### [DATA SHOWN]
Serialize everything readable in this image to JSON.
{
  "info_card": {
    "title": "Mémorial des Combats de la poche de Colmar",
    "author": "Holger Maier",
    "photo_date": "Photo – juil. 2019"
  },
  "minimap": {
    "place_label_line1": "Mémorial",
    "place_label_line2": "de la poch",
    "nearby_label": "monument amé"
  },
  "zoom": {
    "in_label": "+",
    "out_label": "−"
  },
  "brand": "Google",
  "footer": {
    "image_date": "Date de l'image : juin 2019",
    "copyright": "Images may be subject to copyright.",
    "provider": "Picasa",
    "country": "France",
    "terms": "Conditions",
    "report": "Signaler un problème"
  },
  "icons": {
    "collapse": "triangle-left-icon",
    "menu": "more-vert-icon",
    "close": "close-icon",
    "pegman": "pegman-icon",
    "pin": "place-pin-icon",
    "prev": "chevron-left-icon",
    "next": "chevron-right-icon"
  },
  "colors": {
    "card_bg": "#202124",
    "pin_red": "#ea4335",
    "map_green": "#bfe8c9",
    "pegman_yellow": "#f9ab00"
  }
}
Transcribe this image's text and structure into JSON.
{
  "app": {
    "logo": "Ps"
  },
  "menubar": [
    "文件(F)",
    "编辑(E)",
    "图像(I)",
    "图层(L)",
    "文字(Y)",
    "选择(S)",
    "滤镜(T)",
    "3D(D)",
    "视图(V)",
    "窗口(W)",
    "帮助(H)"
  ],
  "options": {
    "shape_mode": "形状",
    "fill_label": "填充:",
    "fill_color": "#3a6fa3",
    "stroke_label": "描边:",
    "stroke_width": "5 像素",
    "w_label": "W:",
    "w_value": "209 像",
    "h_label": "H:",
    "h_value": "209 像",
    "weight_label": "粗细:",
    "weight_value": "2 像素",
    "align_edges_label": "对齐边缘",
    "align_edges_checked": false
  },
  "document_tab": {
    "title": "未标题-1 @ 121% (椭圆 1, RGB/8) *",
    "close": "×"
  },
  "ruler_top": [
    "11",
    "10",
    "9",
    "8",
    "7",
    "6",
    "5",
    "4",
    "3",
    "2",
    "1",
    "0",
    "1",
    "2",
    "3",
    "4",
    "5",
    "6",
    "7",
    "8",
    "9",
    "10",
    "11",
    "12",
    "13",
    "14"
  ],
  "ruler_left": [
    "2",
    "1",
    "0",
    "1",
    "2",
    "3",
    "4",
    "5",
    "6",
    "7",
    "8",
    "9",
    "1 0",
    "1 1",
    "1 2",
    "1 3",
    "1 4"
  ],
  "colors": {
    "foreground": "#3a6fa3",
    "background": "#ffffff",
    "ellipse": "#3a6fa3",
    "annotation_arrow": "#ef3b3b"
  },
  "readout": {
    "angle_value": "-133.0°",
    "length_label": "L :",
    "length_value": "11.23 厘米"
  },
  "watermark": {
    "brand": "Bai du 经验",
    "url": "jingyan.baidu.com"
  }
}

### [CHALLENGE]
Retype the whole listing, matching it exactly.

### [CORRECT RESPONSE]
Serialize everything readable in this image to JSON.
{
  "info_card": {
    "title": "Mémorial des Combats de la poche de Colmar",
    "author": "Holger Maier",
    "photo_date": "Photo – juil. 2019"
  },
  "minimap": {
    "place_label_line1": "Mémorial",
    "place_label_line2": "de la poch",
    "nearby_label": "monument amé"
  },
  "zoom": {
    "in_label": "+",
    "out_label": "−"
  },
  "brand": "Google",
  "footer": {
    "image_date": "Date de l'image : juin 2019",
    "copyright": "Images may be subject to copyright.",
    "provider": "Picasa",
    "country": "France",
    "terms": "Conditions",
    "report": "Signaler un problème"
  },
  "icons": {
    "collapse": "triangle-left-icon",
    "menu": "more-vert-icon",
    "close": "close-icon",
    "pegman": "pegman-icon",
    "pin": "place-pin-icon",
    "prev": "chevron-left-icon",
    "next": "chevron-right-icon"
  },
  "colors": {
    "card_bg": "#202124",
    "pin_red": "#ea4335",
    "map_green": "#bfe8c9",
    "pegman_yellow": "#f9ab00"
  }
}
Transcribe this image's text and structure into JSON.
{
  "app": {
    "logo": "Ps"
  },
  "menubar": [
    "文件(F)",
    "编辑(E)",
    "图像(I)",
    "图层(L)",
    "文字(Y)",
    "选择(S)",
    "滤镜(T)",
    "3D(D)",
    "视图(V)",
    "窗口(W)",
    "帮助(H)"
  ],
  "options": {
    "shape_mode": "形状",
    "fill_label": "填充:",
    "fill_color": "#3a6fa3",
    "stroke_label": "描边:",
    "stroke_width": "5 像素",
    "w_label": "W:",
    "w_value": "209 像",
    "h_label": "H:",
    "h_value": "209 像",
    "weight_label": "粗细:",
    "weight_value": "2 像素",
    "align_edges_label": "对齐边缘",
    "align_edges_checked": false
  },
  "document_tab": {
    "title": "未标题-1 @ 121% (椭圆 1, RGB/8) *",
    "close": "×"
  },
  "ruler_top": [
    "11",
    "10",
    "9",
    "8",
    "7",
    "6",
    "5",
    "4",
    "3",
    "2",
    "1",
    "0",
    "1",
    "2",
    "3",
    "4",
    "5",
    "6",
    "7",
    "8",
    "9",
    "10",
    "11",
    "12",
    "13",
    "14"
  ],
  "ruler_left": [
    "2",
    "1",
    "0",
    "1",
    "2",
    "3",
    "4",
    "5",
    "6",
    "7",
    "8",
    "9",
    "1 0",
    "1 1",
    "1 2",
    "1 3",
    "1 4"
  ],
  "colors": {
    "foreground": "#3a6fa3",
    "background": "#ffffff",
    "ellipse": "#3a6fa3",
    "annotation_arrow": "#ef3b3b"
  },
  "readout": {
    "angle_value": "-133.0°",
    "length_label": "L :",
    "length_value": "11.23 厘米"
  },
  "watermark": {
    "brand": "Bai du 经验",
    "url": "jingyan.baidu.com"
  }
}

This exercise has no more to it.